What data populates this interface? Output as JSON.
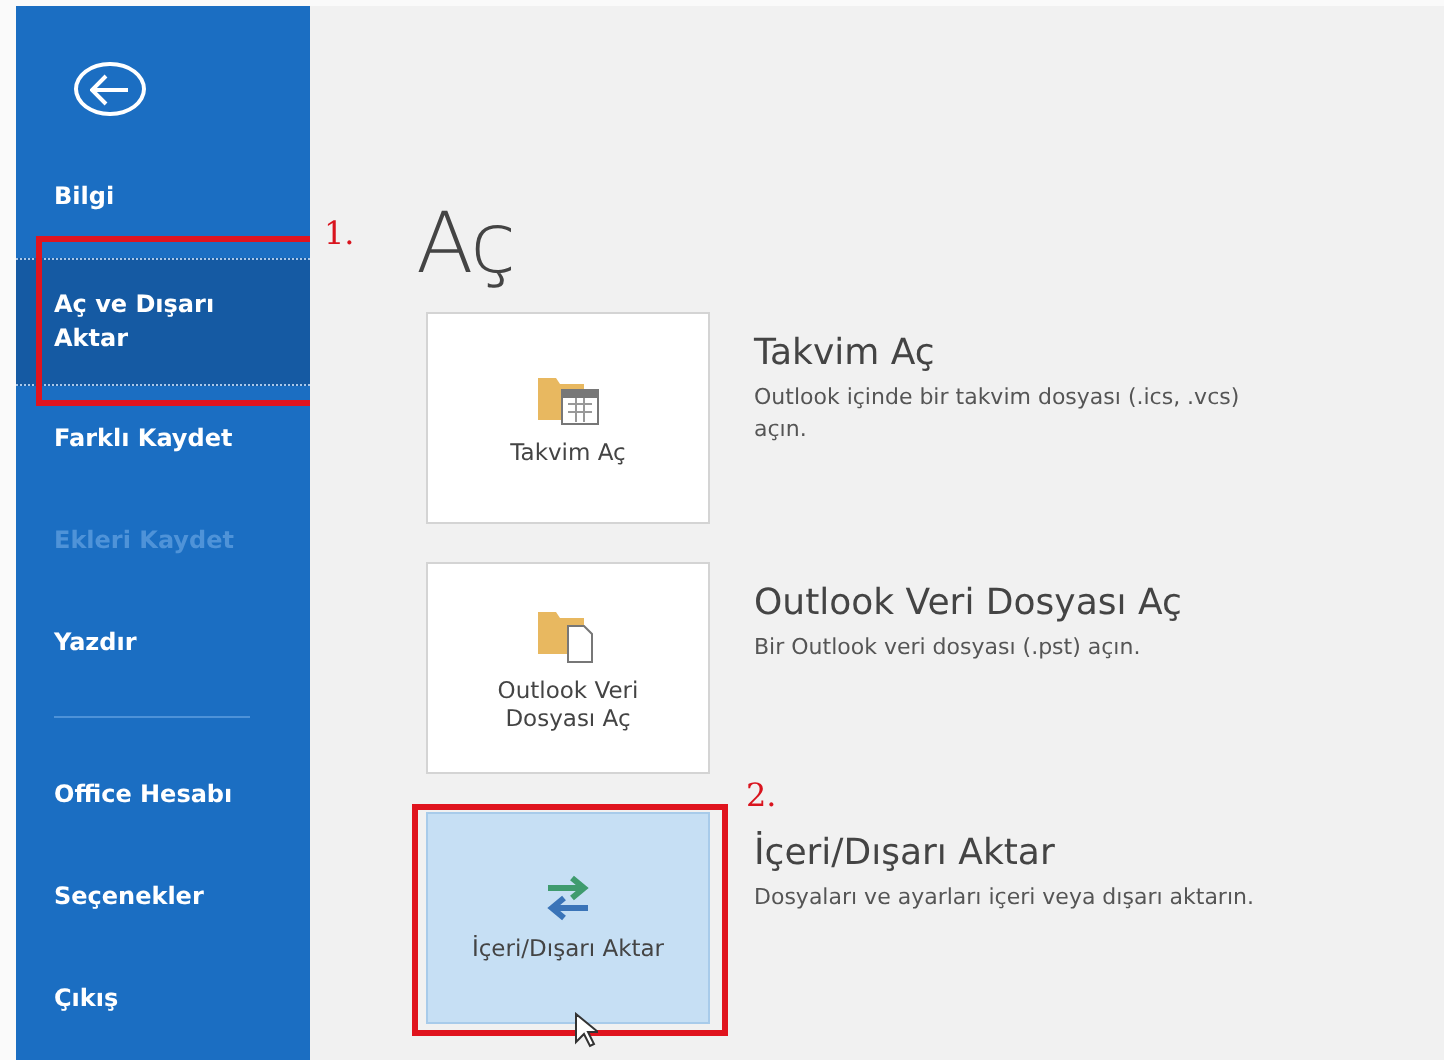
{
  "sidebar": {
    "items": [
      {
        "label": "Bilgi",
        "selected": false,
        "disabled": false,
        "marked": false
      },
      {
        "label": "Aç ve Dışarı Aktar",
        "selected": true,
        "disabled": false,
        "marked": true
      },
      {
        "label": "Farklı Kaydet",
        "selected": false,
        "disabled": false,
        "marked": false
      },
      {
        "label": "Ekleri Kaydet",
        "selected": false,
        "disabled": true,
        "marked": false
      },
      {
        "label": "Yazdır",
        "selected": false,
        "disabled": false,
        "marked": false
      },
      {
        "kind": "divider"
      },
      {
        "label": "Office Hesabı",
        "selected": false,
        "disabled": false,
        "marked": false
      },
      {
        "label": "Seçenekler",
        "selected": false,
        "disabled": false,
        "marked": false
      },
      {
        "label": "Çıkış",
        "selected": false,
        "disabled": false,
        "marked": false
      }
    ]
  },
  "step_labels": [
    "1.",
    "2."
  ],
  "title": "Aç",
  "options": [
    {
      "tile_label": "Takvim Aç",
      "heading": "Takvim Aç",
      "description": "Outlook içinde bir takvim dosyası (.ics, .vcs) açın.",
      "selected": false,
      "marked": false
    },
    {
      "tile_label": "Outlook Veri Dosyası Aç",
      "heading": "Outlook Veri Dosyası Aç",
      "description": "Bir Outlook veri dosyası (.pst) açın.",
      "selected": false,
      "marked": false
    },
    {
      "tile_label": "İçeri/Dışarı Aktar",
      "heading": "İçeri/Dışarı Aktar",
      "description": "Dosyaları ve ayarları içeri veya dışarı aktarın.",
      "selected": true,
      "marked": true
    }
  ]
}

DO THIS: Quote all the records verbatim, dropping any pictures from your copy.

COMPLETED TASK:
What data populates this interface? Output as JSON.
{
  "sidebar": {
    "items": [
      {
        "label": "Bilgi",
        "selected": false,
        "disabled": false,
        "marked": false
      },
      {
        "label": "Aç ve Dışarı Aktar",
        "selected": true,
        "disabled": false,
        "marked": true
      },
      {
        "label": "Farklı Kaydet",
        "selected": false,
        "disabled": false,
        "marked": false
      },
      {
        "label": "Ekleri Kaydet",
        "selected": false,
        "disabled": true,
        "marked": false
      },
      {
        "label": "Yazdır",
        "selected": false,
        "disabled": false,
        "marked": false
      },
      {
        "kind": "divider"
      },
      {
        "label": "Office Hesabı",
        "selected": false,
        "disabled": false,
        "marked": false
      },
      {
        "label": "Seçenekler",
        "selected": false,
        "disabled": false,
        "marked": false
      },
      {
        "label": "Çıkış",
        "selected": false,
        "disabled": false,
        "marked": false
      }
    ]
  },
  "step_labels": [
    "1.",
    "2."
  ],
  "title": "Aç",
  "options": [
    {
      "tile_label": "Takvim Aç",
      "heading": "Takvim Aç",
      "description": "Outlook içinde bir takvim dosyası (.ics, .vcs) açın.",
      "selected": false,
      "marked": false
    },
    {
      "tile_label": "Outlook Veri Dosyası Aç",
      "heading": "Outlook Veri Dosyası Aç",
      "description": "Bir Outlook veri dosyası (.pst) açın.",
      "selected": false,
      "marked": false
    },
    {
      "tile_label": "İçeri/Dışarı Aktar",
      "heading": "İçeri/Dışarı Aktar",
      "description": "Dosyaları ve ayarları içeri veya dışarı aktarın.",
      "selected": true,
      "marked": true
    }
  ]
}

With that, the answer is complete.